* Some rows:
= = = =

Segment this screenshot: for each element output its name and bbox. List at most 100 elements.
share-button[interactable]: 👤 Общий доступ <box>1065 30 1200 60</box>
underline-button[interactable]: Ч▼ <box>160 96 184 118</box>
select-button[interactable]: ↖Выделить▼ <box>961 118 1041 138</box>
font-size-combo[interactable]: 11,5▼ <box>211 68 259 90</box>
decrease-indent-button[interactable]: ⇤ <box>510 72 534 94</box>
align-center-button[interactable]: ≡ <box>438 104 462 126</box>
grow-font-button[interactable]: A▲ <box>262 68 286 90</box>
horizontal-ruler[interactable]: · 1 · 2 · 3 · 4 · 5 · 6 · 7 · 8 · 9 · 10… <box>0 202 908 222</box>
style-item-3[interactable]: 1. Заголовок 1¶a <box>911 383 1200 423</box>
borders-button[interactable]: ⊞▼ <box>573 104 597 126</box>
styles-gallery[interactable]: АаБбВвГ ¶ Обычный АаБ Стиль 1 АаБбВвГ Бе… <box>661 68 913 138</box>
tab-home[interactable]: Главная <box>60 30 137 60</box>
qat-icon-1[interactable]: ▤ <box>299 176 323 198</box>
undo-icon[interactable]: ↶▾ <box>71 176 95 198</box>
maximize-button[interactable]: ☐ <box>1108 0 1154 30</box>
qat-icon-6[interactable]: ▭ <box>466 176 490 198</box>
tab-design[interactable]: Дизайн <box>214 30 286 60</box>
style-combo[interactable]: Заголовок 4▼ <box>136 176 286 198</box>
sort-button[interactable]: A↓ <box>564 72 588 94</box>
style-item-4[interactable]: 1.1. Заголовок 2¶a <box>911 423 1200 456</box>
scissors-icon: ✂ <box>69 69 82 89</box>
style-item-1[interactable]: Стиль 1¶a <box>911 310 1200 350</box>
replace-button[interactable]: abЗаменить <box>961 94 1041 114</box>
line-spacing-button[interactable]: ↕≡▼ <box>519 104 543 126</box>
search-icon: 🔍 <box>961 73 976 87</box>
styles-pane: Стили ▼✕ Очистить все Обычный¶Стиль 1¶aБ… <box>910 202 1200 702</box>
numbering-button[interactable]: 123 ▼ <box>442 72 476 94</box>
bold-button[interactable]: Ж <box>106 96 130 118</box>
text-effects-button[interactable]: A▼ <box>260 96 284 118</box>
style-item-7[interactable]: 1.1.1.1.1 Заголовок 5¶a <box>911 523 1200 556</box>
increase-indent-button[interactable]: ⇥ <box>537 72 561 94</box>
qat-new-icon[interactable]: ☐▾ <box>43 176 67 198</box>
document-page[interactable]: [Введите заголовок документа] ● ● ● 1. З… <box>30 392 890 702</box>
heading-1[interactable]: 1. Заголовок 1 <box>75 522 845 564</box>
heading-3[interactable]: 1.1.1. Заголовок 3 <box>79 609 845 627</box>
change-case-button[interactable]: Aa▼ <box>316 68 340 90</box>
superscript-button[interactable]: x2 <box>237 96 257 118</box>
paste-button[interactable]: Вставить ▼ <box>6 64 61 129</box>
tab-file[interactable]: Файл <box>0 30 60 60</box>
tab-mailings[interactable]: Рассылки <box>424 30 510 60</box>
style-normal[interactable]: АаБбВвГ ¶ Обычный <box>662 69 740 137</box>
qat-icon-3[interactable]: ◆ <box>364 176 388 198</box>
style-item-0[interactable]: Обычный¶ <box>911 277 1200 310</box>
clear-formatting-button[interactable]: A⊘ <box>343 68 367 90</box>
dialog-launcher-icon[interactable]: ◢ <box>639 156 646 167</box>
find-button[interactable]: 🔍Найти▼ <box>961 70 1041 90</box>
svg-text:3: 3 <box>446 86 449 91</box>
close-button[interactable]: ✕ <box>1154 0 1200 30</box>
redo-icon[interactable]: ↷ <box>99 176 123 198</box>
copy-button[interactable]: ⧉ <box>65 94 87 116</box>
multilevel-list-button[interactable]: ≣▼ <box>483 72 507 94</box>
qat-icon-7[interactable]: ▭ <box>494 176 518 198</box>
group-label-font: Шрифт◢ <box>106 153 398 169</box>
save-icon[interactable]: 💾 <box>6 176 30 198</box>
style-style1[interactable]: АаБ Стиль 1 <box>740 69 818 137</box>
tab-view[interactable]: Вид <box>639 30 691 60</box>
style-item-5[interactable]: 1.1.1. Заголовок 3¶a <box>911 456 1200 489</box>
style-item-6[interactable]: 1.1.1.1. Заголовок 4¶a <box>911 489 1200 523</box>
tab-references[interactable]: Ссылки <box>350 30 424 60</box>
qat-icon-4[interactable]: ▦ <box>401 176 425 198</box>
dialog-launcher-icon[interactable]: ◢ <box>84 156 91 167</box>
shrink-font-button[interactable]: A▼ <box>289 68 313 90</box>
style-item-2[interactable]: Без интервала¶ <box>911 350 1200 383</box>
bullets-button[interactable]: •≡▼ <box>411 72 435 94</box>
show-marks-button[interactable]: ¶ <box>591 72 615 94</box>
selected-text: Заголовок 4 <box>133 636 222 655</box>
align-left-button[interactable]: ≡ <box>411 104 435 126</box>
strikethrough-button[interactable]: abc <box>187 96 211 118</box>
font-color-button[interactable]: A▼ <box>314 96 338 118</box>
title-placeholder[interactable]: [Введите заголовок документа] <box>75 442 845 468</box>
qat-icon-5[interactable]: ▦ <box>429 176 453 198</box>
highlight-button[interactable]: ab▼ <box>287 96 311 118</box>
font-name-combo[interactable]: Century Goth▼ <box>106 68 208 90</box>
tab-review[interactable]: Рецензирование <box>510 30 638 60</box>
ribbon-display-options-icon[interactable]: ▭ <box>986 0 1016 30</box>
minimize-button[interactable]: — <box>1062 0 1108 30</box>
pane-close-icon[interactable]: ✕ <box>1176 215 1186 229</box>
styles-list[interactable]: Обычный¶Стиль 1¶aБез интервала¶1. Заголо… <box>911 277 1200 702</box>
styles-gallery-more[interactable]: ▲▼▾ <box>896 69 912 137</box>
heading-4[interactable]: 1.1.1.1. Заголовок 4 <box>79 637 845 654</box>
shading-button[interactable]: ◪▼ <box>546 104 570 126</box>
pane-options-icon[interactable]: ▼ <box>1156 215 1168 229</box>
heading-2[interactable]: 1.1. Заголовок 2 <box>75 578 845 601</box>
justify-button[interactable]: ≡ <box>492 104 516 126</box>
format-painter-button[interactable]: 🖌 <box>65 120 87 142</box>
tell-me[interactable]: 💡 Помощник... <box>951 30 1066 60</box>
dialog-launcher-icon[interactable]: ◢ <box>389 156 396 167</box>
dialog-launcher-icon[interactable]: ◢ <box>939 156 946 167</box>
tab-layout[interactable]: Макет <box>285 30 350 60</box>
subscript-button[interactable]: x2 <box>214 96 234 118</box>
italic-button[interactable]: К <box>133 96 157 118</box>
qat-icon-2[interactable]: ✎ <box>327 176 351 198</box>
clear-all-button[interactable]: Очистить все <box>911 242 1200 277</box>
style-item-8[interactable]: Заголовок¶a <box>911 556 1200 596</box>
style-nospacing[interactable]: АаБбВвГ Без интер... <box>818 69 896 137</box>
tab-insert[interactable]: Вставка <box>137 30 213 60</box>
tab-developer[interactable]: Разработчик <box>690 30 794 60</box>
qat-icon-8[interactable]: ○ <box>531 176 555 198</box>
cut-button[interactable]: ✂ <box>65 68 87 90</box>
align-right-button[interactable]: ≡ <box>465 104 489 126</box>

= = = =

Rewrite the rows from the first one through the line containing "select-button[interactable]: ↖Выделить▼ <box>961", both included, with "interactable" swapped for "clickable" and nothing else altered.

Segment this screenshot: for each element output its name and bbox. List at most 100 elements.
share-button[clickable]: 👤 Общий доступ <box>1065 30 1200 60</box>
underline-button[clickable]: Ч▼ <box>160 96 184 118</box>
select-button[clickable]: ↖Выделить▼ <box>961 118 1041 138</box>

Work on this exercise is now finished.